• TESTO DA LEGGERE:
────────

Il giorno dopo essere stato costretto a dimettersi dal suo incarico vaticano e a rinunciare ai suoi diritti di cardinale, Angelo Becciu ha difeso le sue azioni e si è detto “pronto” a spiegare se chiamato dalle autorità giudiziarie vaticane.
Un articolo di Hannah Brockhaus, pubblicato sul Catholic News Agency (CNA), nella mia traduzione. 
Becciu Angelo, cardinale
 Il giorno dopo essere stato costretto a dimettersi dal suo incarico vaticano e a rinunciare ai suoi diritti di cardinale, Angelo Becciu ha difeso le sue azioni e si è detto “pronto” a spiegare se chiamato dalle autorità giudiziarie vaticane.
“Non ho commesso alcun crimine”, ha detto Becciu ai giornalisti il 25 settembre. “Non ho ricevuto alcuna comunicazione da parte dei magistrati [vaticani]. Sono pronto. Se vogliono che spieghi [le mie azioni], lo farò”. 
“Mantengo la mia serenità”, ha detto. “Rinnovo la mia fiducia nel Santo Padre”.
Becciu ha parlato con i giornalisti in una conferenza stampa ad invito vicino al Vaticano il 25 settembre. CNA ha ottenuto una registrazione audio della conferenza stampa dopo lo svolgimento della stessa.
Il cardinale ha risposto alle domande sulle azioni da lui intraprese in qualità di “sostituto”, o di funzionario di secondo grado della Segreteria di Stato, dal 2011 al 2018.
Nuove notizie hanno rivelato che Becciu ha utilizzato milioni di euro di fondi della carità vaticana in investimenti speculativi e rischiosi, e che ha indirizzato il denaro del Vaticano e dei vescovi italiani verso “prestiti” per progetti posseduti e gestiti dai suoi fratelli. 
Gli investimenti speculativi sono stati fatti dal finanziere Enrico Crasso, che, ha riferito CNA in precedenza, ha ricevuto da Becciu il controllo di milioni di euro in fondi di investimento vaticani.
Becciu ha detto venerdì che non ha seguito le azioni di Crasso “passo dopo passo”, e che si sono incontrati solo una volta all’anno. Secondo Becciu, Crasso lo avrebbe informato di quali investimenti stesse facendo, “ma non è che mi stesse dicendo le ramificazioni di tutti questi investimenti”. 
“Non so” cosa facesse Crasso, ha detto Becciu.

────────

• RACCOLTA DI DATI:
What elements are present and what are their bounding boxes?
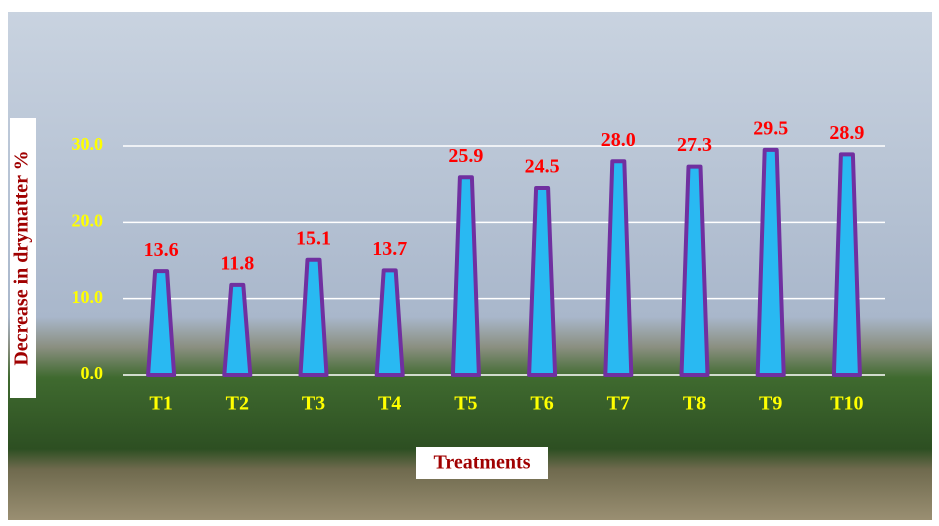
value-label: 13.6 [144, 239, 179, 261]
value-label: 25.9 [448, 145, 483, 167]
value-label: 11.8 [220, 253, 254, 275]
value-label: 13.7 [372, 238, 407, 260]
x-tick-label: T9 [759, 393, 782, 415]
x-tick-label: T2 [226, 393, 249, 415]
x-tick-label: T6 [530, 393, 553, 415]
x-tick-label: T7 [607, 393, 630, 415]
x-tick-label: T8 [683, 393, 706, 415]
value-label: 27.3 [677, 134, 712, 156]
x-tick-label: T4 [378, 393, 401, 415]
value-label: 28.0 [601, 129, 636, 151]
y-axis-label: Decrease in drymatter % [11, 150, 33, 365]
chart: 0.0 10.0 20.0 30.0 13.6 T1 11.8 T2 15.1 T3 13.7 T4 2… [0, 0, 939, 526]
y-tick-label: 30.0 [72, 134, 104, 154]
value-label: 15.1 [296, 227, 331, 249]
y-tick-label: 0.0 [81, 363, 104, 383]
x-tick-label: T10 [830, 393, 863, 415]
value-label: 28.9 [829, 122, 864, 144]
value-label: 24.5 [525, 156, 560, 178]
x-tick-label: T5 [454, 393, 477, 415]
x-tick-label: T3 [302, 393, 325, 415]
y-tick-label: 10.0 [72, 287, 104, 307]
x-tick-label: T1 [149, 393, 172, 415]
x-axis-label: Treatments [433, 452, 530, 474]
value-label: 29.5 [753, 117, 788, 139]
y-tick-label: 20.0 [72, 210, 104, 230]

────────

• ESERCIZI DA SVOLGERE:
**a)** Trascrivi dal testo su Becciu il brano compreso tra "Becciu ha parlato" e "2011 al 2018.", estremi inclusi.
**b)** In base al testo su Becciu, spiega in una o due frasi come il cardinale motiva il fatto di non sapere che cosa facesse Crasso.
Per rispondere non occorre consultare le voci.

• RISPOSTE AGLI ESERCIZI:
**a)**
Becciu ha parlato con i giornalisti in una conferenza stampa ad invito vicino al Vaticano il 25 settembre. CNA ha ottenuto una registrazione audio della conferenza stampa dopo lo svolgimento della stessa.
Il cardinale ha risposto alle domande sulle azioni da lui intraprese in qualità di “sostituto”, o di funzionario di secondo grado della Segreteria di Stato, dal 2011 al 2018.

**b)** Becciu afferma di non aver seguito le azioni di Crasso passo dopo passo e di averlo incontrato solo una volta all'anno. Crasso lo informava degli investimenti che faceva, ma non gli diceva le ramificazioni di tutti quegli investimenti.